• [GIVEN TASK] Among these lines, how many include "kommt"? Answer only with the number.

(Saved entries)
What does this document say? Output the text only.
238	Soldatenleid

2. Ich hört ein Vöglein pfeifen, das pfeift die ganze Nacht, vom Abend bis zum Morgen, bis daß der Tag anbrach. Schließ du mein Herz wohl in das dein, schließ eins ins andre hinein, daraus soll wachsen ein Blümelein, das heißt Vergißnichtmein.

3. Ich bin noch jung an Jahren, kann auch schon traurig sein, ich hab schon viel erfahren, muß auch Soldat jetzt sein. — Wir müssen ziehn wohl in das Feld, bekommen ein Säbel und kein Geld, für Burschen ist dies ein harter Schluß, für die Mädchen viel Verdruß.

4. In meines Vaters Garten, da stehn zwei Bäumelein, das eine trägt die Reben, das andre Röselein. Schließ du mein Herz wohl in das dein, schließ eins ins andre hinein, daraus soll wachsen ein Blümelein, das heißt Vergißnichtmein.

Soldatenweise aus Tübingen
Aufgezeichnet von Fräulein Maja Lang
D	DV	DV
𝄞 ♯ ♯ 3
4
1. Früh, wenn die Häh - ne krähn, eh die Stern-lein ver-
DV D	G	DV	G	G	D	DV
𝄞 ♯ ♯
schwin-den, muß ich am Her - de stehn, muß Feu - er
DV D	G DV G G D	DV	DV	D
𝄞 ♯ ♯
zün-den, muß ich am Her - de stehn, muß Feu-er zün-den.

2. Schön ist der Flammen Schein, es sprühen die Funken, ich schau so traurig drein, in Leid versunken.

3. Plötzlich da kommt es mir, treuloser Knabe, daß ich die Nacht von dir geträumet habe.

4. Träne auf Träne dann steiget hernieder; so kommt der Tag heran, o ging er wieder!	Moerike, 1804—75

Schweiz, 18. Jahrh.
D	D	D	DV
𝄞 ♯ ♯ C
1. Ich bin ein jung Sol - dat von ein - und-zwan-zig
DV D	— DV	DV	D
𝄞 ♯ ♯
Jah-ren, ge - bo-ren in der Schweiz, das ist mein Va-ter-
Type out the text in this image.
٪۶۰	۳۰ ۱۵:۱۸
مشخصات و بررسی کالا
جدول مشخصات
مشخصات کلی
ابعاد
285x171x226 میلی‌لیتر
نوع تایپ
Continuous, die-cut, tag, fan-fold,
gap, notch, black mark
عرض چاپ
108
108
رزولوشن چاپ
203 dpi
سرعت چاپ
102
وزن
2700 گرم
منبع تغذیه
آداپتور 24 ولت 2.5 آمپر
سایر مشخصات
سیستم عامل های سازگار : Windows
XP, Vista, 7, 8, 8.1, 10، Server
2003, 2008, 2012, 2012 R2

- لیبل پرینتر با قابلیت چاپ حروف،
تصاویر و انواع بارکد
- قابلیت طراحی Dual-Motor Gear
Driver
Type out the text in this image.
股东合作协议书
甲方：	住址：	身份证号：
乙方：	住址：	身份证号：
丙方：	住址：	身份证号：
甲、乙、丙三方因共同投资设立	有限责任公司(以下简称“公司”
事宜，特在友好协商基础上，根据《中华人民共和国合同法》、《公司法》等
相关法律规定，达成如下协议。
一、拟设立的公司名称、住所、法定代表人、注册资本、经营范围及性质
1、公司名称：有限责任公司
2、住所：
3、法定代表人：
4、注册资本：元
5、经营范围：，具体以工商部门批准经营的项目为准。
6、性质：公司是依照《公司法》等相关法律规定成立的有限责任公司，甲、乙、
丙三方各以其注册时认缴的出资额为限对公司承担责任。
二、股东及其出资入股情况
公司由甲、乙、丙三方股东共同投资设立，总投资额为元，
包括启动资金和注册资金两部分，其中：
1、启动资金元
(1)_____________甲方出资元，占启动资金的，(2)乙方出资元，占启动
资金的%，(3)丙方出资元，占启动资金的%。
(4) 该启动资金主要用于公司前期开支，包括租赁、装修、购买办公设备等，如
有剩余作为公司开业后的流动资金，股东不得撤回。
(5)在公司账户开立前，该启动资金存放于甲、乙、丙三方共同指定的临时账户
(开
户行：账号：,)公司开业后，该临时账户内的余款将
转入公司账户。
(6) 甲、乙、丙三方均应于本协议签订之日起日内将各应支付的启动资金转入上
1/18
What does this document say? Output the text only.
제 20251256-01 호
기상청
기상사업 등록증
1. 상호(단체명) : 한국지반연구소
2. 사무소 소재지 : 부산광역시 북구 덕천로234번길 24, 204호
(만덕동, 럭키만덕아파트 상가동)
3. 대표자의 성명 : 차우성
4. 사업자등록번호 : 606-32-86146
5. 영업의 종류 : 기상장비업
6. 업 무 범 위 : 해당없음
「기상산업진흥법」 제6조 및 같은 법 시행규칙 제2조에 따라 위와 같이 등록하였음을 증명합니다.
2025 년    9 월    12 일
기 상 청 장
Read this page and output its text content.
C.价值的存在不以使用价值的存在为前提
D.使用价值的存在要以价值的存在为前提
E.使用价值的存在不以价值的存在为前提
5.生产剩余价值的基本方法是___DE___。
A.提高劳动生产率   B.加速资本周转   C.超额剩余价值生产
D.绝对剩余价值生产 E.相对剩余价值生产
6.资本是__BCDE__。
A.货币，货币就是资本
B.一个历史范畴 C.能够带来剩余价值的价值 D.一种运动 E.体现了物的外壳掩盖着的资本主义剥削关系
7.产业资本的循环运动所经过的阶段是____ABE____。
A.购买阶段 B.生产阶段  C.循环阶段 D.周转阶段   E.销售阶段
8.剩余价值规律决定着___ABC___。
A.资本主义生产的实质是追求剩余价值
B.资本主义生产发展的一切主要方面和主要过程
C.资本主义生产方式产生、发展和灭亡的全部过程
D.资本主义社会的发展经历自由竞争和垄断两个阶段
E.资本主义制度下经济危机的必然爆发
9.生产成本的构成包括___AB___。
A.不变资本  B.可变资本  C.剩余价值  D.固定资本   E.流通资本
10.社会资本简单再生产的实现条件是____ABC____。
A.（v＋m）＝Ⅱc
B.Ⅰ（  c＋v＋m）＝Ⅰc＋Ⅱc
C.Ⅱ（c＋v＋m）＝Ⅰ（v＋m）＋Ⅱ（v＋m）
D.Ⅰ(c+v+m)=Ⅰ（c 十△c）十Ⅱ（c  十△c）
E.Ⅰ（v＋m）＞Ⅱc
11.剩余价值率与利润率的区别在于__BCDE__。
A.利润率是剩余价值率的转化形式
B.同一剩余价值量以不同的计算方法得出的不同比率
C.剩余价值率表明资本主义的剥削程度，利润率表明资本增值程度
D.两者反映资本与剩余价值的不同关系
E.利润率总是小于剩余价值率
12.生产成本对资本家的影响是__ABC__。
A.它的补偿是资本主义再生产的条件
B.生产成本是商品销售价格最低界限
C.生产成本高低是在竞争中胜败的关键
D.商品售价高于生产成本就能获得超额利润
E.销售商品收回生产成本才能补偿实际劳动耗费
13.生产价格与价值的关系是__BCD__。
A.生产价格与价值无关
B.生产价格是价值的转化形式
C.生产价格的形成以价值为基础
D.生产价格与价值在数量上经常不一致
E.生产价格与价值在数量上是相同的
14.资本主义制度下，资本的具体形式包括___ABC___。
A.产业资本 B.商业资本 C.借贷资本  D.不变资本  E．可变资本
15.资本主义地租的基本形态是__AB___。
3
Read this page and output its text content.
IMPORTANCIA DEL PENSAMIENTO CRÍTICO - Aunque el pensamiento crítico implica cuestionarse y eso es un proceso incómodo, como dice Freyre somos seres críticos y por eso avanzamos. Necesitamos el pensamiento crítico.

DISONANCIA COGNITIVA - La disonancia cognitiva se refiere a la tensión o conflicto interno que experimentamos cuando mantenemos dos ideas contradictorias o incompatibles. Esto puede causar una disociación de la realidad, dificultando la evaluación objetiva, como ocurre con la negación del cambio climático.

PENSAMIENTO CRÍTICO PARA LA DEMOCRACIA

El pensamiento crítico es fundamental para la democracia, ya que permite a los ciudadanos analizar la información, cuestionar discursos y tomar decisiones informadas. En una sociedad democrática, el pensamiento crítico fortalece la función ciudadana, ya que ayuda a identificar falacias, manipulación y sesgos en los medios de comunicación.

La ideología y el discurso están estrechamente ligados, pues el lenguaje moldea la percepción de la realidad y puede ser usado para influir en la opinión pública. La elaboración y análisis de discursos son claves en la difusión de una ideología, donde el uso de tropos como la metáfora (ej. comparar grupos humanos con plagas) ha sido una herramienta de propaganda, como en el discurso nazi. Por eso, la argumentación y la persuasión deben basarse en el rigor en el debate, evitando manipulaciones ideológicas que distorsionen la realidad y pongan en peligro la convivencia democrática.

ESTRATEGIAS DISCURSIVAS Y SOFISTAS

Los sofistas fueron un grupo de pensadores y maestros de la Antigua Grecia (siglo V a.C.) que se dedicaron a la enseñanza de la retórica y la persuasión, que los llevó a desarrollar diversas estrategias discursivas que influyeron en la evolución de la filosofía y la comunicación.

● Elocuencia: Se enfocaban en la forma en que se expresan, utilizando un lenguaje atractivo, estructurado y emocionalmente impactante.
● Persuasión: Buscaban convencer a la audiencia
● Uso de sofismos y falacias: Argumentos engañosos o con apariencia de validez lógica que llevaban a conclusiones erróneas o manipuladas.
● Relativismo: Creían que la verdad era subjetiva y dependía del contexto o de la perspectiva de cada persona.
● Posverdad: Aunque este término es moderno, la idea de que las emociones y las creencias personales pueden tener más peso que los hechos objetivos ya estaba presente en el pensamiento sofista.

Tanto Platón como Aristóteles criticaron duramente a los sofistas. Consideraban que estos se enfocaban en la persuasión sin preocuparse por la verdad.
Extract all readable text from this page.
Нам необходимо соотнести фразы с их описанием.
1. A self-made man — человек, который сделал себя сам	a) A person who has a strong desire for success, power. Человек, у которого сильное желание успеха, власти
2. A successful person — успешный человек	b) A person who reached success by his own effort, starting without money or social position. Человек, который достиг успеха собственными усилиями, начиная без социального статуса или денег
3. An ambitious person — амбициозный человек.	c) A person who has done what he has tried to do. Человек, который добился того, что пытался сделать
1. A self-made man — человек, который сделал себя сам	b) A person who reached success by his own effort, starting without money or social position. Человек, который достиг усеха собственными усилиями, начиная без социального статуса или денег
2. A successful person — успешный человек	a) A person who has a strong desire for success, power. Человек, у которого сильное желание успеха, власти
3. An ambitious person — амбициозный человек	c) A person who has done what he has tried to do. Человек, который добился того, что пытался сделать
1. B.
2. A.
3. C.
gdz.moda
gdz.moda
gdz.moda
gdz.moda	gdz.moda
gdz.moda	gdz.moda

• [TASK RESULT] 2